[Dataset items]
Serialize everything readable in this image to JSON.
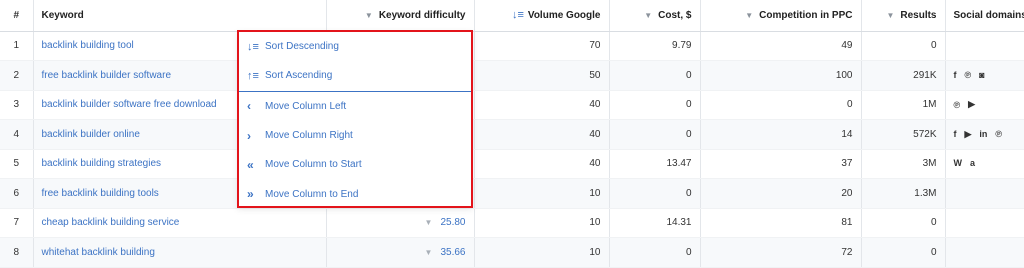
{
  "columns": {
    "index": "#",
    "keyword": "Keyword",
    "kd": "Keyword difficulty",
    "volume": "Volume Google",
    "cost": "Cost, $",
    "competition": "Competition in PPC",
    "results": "Results",
    "social": "Social domains"
  },
  "rows": [
    {
      "n": "1",
      "keyword": "backlink building tool",
      "kd": "",
      "volume": "70",
      "cost": "9.79",
      "competition": "49",
      "results": "0",
      "social": []
    },
    {
      "n": "2",
      "keyword": "free backlink builder software",
      "kd": "",
      "volume": "50",
      "cost": "0",
      "competition": "100",
      "results": "291K",
      "social": [
        "facebook-icon",
        "pinterest-icon",
        "instagram-icon"
      ]
    },
    {
      "n": "3",
      "keyword": "backlink builder software free download",
      "kd": "",
      "volume": "40",
      "cost": "0",
      "competition": "0",
      "results": "1M",
      "social": [
        "pinterest-icon",
        "youtube-icon"
      ]
    },
    {
      "n": "4",
      "keyword": "backlink builder online",
      "kd": "",
      "volume": "40",
      "cost": "0",
      "competition": "14",
      "results": "572K",
      "social": [
        "facebook-icon",
        "youtube-icon",
        "linkedin-icon",
        "pinterest-icon"
      ]
    },
    {
      "n": "5",
      "keyword": "backlink building strategies",
      "kd": "",
      "volume": "40",
      "cost": "13.47",
      "competition": "37",
      "results": "3M",
      "social": [
        "wikipedia-icon",
        "amazon-icon"
      ]
    },
    {
      "n": "6",
      "keyword": "free backlink building tools",
      "kd": "",
      "volume": "10",
      "cost": "0",
      "competition": "20",
      "results": "1.3M",
      "social": []
    },
    {
      "n": "7",
      "keyword": "cheap backlink building service",
      "kd": "25.80",
      "volume": "10",
      "cost": "14.31",
      "competition": "81",
      "results": "0",
      "social": []
    },
    {
      "n": "8",
      "keyword": "whitehat backlink building",
      "kd": "35.66",
      "volume": "10",
      "cost": "0",
      "competition": "72",
      "results": "0",
      "social": []
    }
  ],
  "social_glyphs": {
    "facebook-icon": "f",
    "pinterest-icon": "℗",
    "instagram-icon": "◙",
    "youtube-icon": "▶",
    "linkedin-icon": "in",
    "wikipedia-icon": "W",
    "amazon-icon": "a"
  },
  "menu": {
    "sort_desc": "Sort Descending",
    "sort_asc": "Sort Ascending",
    "move_left": "Move Column Left",
    "move_right": "Move Column Right",
    "move_start": "Move Column to Start",
    "move_end": "Move Column to End",
    "icons": {
      "sort_desc": "↓≡",
      "sort_asc": "↑≡",
      "move_left": "‹",
      "move_right": "›",
      "move_start": "«",
      "move_end": "»"
    }
  },
  "colors": {
    "link": "#3c73c4",
    "menu_border": "#e3141b",
    "row_alt": "#f7f9fb"
  }
}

TASK DETAILS
Each entry must be retyped word for word, with every image omitted.

THE REPLY
Serialize everything readable in this image to JSON.
{
  "columns": {
    "index": "#",
    "keyword": "Keyword",
    "kd": "Keyword difficulty",
    "volume": "Volume Google",
    "cost": "Cost, $",
    "competition": "Competition in PPC",
    "results": "Results",
    "social": "Social domains"
  },
  "rows": [
    {
      "n": "1",
      "keyword": "backlink building tool",
      "kd": "",
      "volume": "70",
      "cost": "9.79",
      "competition": "49",
      "results": "0",
      "social": []
    },
    {
      "n": "2",
      "keyword": "free backlink builder software",
      "kd": "",
      "volume": "50",
      "cost": "0",
      "competition": "100",
      "results": "291K",
      "social": [
        "facebook-icon",
        "pinterest-icon",
        "instagram-icon"
      ]
    },
    {
      "n": "3",
      "keyword": "backlink builder software free download",
      "kd": "",
      "volume": "40",
      "cost": "0",
      "competition": "0",
      "results": "1M",
      "social": [
        "pinterest-icon",
        "youtube-icon"
      ]
    },
    {
      "n": "4",
      "keyword": "backlink builder online",
      "kd": "",
      "volume": "40",
      "cost": "0",
      "competition": "14",
      "results": "572K",
      "social": [
        "facebook-icon",
        "youtube-icon",
        "linkedin-icon",
        "pinterest-icon"
      ]
    },
    {
      "n": "5",
      "keyword": "backlink building strategies",
      "kd": "",
      "volume": "40",
      "cost": "13.47",
      "competition": "37",
      "results": "3M",
      "social": [
        "wikipedia-icon",
        "amazon-icon"
      ]
    },
    {
      "n": "6",
      "keyword": "free backlink building tools",
      "kd": "",
      "volume": "10",
      "cost": "0",
      "competition": "20",
      "results": "1.3M",
      "social": []
    },
    {
      "n": "7",
      "keyword": "cheap backlink building service",
      "kd": "25.80",
      "volume": "10",
      "cost": "14.31",
      "competition": "81",
      "results": "0",
      "social": []
    },
    {
      "n": "8",
      "keyword": "whitehat backlink building",
      "kd": "35.66",
      "volume": "10",
      "cost": "0",
      "competition": "72",
      "results": "0",
      "social": []
    }
  ],
  "social_glyphs": {
    "facebook-icon": "f",
    "pinterest-icon": "℗",
    "instagram-icon": "◙",
    "youtube-icon": "▶",
    "linkedin-icon": "in",
    "wikipedia-icon": "W",
    "amazon-icon": "a"
  },
  "menu": {
    "sort_desc": "Sort Descending",
    "sort_asc": "Sort Ascending",
    "move_left": "Move Column Left",
    "move_right": "Move Column Right",
    "move_start": "Move Column to Start",
    "move_end": "Move Column to End",
    "icons": {
      "sort_desc": "↓≡",
      "sort_asc": "↑≡",
      "move_left": "‹",
      "move_right": "›",
      "move_start": "«",
      "move_end": "»"
    }
  },
  "colors": {
    "link": "#3c73c4",
    "menu_border": "#e3141b",
    "row_alt": "#f7f9fb"
  }
}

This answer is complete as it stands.